▼
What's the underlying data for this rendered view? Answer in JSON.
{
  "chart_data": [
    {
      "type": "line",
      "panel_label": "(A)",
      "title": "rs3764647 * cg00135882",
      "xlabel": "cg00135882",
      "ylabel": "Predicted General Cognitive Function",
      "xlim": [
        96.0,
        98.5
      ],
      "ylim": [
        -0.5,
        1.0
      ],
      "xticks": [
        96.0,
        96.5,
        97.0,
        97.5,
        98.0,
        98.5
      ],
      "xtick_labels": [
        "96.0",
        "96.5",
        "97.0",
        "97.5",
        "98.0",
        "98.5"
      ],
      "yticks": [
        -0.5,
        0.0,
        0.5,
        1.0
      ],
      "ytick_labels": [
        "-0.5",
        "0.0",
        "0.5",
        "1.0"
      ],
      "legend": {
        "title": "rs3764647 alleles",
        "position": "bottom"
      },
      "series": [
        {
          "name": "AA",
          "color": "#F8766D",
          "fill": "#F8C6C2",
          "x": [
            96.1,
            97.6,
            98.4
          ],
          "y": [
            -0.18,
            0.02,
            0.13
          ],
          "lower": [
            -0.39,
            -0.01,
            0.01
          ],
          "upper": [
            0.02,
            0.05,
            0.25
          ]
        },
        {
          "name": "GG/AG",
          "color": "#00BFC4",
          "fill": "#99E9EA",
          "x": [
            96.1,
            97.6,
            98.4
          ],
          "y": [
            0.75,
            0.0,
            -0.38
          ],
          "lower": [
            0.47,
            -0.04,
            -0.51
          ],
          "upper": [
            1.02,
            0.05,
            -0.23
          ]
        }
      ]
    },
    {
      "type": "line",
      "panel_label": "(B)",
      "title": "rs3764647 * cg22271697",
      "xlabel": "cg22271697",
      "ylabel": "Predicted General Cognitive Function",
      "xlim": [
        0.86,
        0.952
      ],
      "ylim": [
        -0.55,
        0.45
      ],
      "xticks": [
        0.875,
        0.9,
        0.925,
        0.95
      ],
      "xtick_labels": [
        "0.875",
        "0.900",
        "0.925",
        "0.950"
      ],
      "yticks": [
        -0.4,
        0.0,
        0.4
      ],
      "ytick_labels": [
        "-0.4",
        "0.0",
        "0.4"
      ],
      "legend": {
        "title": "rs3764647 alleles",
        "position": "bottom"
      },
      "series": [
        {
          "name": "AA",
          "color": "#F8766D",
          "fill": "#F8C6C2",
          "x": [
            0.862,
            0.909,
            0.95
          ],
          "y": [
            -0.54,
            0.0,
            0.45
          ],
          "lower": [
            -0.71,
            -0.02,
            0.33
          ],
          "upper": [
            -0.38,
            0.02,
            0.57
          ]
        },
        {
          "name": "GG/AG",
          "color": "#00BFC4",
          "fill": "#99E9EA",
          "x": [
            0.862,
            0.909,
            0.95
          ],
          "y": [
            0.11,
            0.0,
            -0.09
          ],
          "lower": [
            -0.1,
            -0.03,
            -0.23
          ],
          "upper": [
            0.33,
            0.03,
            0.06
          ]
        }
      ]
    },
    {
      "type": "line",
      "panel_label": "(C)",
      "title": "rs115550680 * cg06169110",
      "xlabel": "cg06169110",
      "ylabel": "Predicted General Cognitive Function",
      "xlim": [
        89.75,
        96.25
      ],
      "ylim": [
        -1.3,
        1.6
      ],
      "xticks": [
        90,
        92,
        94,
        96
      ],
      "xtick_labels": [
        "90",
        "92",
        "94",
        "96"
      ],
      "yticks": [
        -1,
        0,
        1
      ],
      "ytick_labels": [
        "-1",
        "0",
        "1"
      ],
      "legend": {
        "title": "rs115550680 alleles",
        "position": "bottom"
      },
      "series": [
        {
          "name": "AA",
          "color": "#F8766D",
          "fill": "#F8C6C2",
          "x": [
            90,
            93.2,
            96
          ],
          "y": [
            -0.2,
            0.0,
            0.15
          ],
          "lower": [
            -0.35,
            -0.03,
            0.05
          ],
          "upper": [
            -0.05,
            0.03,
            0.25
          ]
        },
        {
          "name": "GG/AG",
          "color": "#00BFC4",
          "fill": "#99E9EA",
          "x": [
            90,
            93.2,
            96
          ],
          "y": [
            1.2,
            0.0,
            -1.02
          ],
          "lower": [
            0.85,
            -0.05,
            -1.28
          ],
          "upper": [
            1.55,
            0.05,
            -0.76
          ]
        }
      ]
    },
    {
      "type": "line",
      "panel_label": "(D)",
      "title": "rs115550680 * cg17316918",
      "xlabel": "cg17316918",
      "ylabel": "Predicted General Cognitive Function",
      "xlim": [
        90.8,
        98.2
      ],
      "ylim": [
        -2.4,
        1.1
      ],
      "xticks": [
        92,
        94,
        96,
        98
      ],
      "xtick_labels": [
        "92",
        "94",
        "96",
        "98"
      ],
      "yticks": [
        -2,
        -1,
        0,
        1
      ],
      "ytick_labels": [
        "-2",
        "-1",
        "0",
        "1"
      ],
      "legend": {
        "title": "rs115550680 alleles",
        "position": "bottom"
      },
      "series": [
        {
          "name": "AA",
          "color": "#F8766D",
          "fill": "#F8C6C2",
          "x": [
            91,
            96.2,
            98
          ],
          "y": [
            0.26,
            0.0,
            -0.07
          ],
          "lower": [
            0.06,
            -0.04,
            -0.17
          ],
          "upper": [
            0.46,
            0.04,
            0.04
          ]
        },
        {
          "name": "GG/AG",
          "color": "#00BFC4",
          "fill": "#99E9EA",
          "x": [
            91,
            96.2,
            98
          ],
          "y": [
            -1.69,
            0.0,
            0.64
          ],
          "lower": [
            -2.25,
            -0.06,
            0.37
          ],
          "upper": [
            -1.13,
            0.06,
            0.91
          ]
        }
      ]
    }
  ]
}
▲
* **Description of the task**
All of the entries must be quoted exactly; please include each one.

* **Solution to this problem**
What's the underlying data for this rendered view? Answer in JSON.
{
  "chart_data": [
    {
      "type": "line",
      "panel_label": "(A)",
      "title": "rs3764647 * cg00135882",
      "xlabel": "cg00135882",
      "ylabel": "Predicted General Cognitive Function",
      "xlim": [
        96.0,
        98.5
      ],
      "ylim": [
        -0.5,
        1.0
      ],
      "xticks": [
        96.0,
        96.5,
        97.0,
        97.5,
        98.0,
        98.5
      ],
      "xtick_labels": [
        "96.0",
        "96.5",
        "97.0",
        "97.5",
        "98.0",
        "98.5"
      ],
      "yticks": [
        -0.5,
        0.0,
        0.5,
        1.0
      ],
      "ytick_labels": [
        "-0.5",
        "0.0",
        "0.5",
        "1.0"
      ],
      "legend": {
        "title": "rs3764647 alleles",
        "position": "bottom"
      },
      "series": [
        {
          "name": "AA",
          "color": "#F8766D",
          "fill": "#F8C6C2",
          "x": [
            96.1,
            97.6,
            98.4
          ],
          "y": [
            -0.18,
            0.02,
            0.13
          ],
          "lower": [
            -0.39,
            -0.01,
            0.01
          ],
          "upper": [
            0.02,
            0.05,
            0.25
          ]
        },
        {
          "name": "GG/AG",
          "color": "#00BFC4",
          "fill": "#99E9EA",
          "x": [
            96.1,
            97.6,
            98.4
          ],
          "y": [
            0.75,
            0.0,
            -0.38
          ],
          "lower": [
            0.47,
            -0.04,
            -0.51
          ],
          "upper": [
            1.02,
            0.05,
            -0.23
          ]
        }
      ]
    },
    {
      "type": "line",
      "panel_label": "(B)",
      "title": "rs3764647 * cg22271697",
      "xlabel": "cg22271697",
      "ylabel": "Predicted General Cognitive Function",
      "xlim": [
        0.86,
        0.952
      ],
      "ylim": [
        -0.55,
        0.45
      ],
      "xticks": [
        0.875,
        0.9,
        0.925,
        0.95
      ],
      "xtick_labels": [
        "0.875",
        "0.900",
        "0.925",
        "0.950"
      ],
      "yticks": [
        -0.4,
        0.0,
        0.4
      ],
      "ytick_labels": [
        "-0.4",
        "0.0",
        "0.4"
      ],
      "legend": {
        "title": "rs3764647 alleles",
        "position": "bottom"
      },
      "series": [
        {
          "name": "AA",
          "color": "#F8766D",
          "fill": "#F8C6C2",
          "x": [
            0.862,
            0.909,
            0.95
          ],
          "y": [
            -0.54,
            0.0,
            0.45
          ],
          "lower": [
            -0.71,
            -0.02,
            0.33
          ],
          "upper": [
            -0.38,
            0.02,
            0.57
          ]
        },
        {
          "name": "GG/AG",
          "color": "#00BFC4",
          "fill": "#99E9EA",
          "x": [
            0.862,
            0.909,
            0.95
          ],
          "y": [
            0.11,
            0.0,
            -0.09
          ],
          "lower": [
            -0.1,
            -0.03,
            -0.23
          ],
          "upper": [
            0.33,
            0.03,
            0.06
          ]
        }
      ]
    },
    {
      "type": "line",
      "panel_label": "(C)",
      "title": "rs115550680 * cg06169110",
      "xlabel": "cg06169110",
      "ylabel": "Predicted General Cognitive Function",
      "xlim": [
        89.75,
        96.25
      ],
      "ylim": [
        -1.3,
        1.6
      ],
      "xticks": [
        90,
        92,
        94,
        96
      ],
      "xtick_labels": [
        "90",
        "92",
        "94",
        "96"
      ],
      "yticks": [
        -1,
        0,
        1
      ],
      "ytick_labels": [
        "-1",
        "0",
        "1"
      ],
      "legend": {
        "title": "rs115550680 alleles",
        "position": "bottom"
      },
      "series": [
        {
          "name": "AA",
          "color": "#F8766D",
          "fill": "#F8C6C2",
          "x": [
            90,
            93.2,
            96
          ],
          "y": [
            -0.2,
            0.0,
            0.15
          ],
          "lower": [
            -0.35,
            -0.03,
            0.05
          ],
          "upper": [
            -0.05,
            0.03,
            0.25
          ]
        },
        {
          "name": "GG/AG",
          "color": "#00BFC4",
          "fill": "#99E9EA",
          "x": [
            90,
            93.2,
            96
          ],
          "y": [
            1.2,
            0.0,
            -1.02
          ],
          "lower": [
            0.85,
            -0.05,
            -1.28
          ],
          "upper": [
            1.55,
            0.05,
            -0.76
          ]
        }
      ]
    },
    {
      "type": "line",
      "panel_label": "(D)",
      "title": "rs115550680 * cg17316918",
      "xlabel": "cg17316918",
      "ylabel": "Predicted General Cognitive Function",
      "xlim": [
        90.8,
        98.2
      ],
      "ylim": [
        -2.4,
        1.1
      ],
      "xticks": [
        92,
        94,
        96,
        98
      ],
      "xtick_labels": [
        "92",
        "94",
        "96",
        "98"
      ],
      "yticks": [
        -2,
        -1,
        0,
        1
      ],
      "ytick_labels": [
        "-2",
        "-1",
        "0",
        "1"
      ],
      "legend": {
        "title": "rs115550680 alleles",
        "position": "bottom"
      },
      "series": [
        {
          "name": "AA",
          "color": "#F8766D",
          "fill": "#F8C6C2",
          "x": [
            91,
            96.2,
            98
          ],
          "y": [
            0.26,
            0.0,
            -0.07
          ],
          "lower": [
            0.06,
            -0.04,
            -0.17
          ],
          "upper": [
            0.46,
            0.04,
            0.04
          ]
        },
        {
          "name": "GG/AG",
          "color": "#00BFC4",
          "fill": "#99E9EA",
          "x": [
            91,
            96.2,
            98
          ],
          "y": [
            -1.69,
            0.0,
            0.64
          ],
          "lower": [
            -2.25,
            -0.06,
            0.37
          ],
          "upper": [
            -1.13,
            0.06,
            0.91
          ]
        }
      ]
    }
  ]
}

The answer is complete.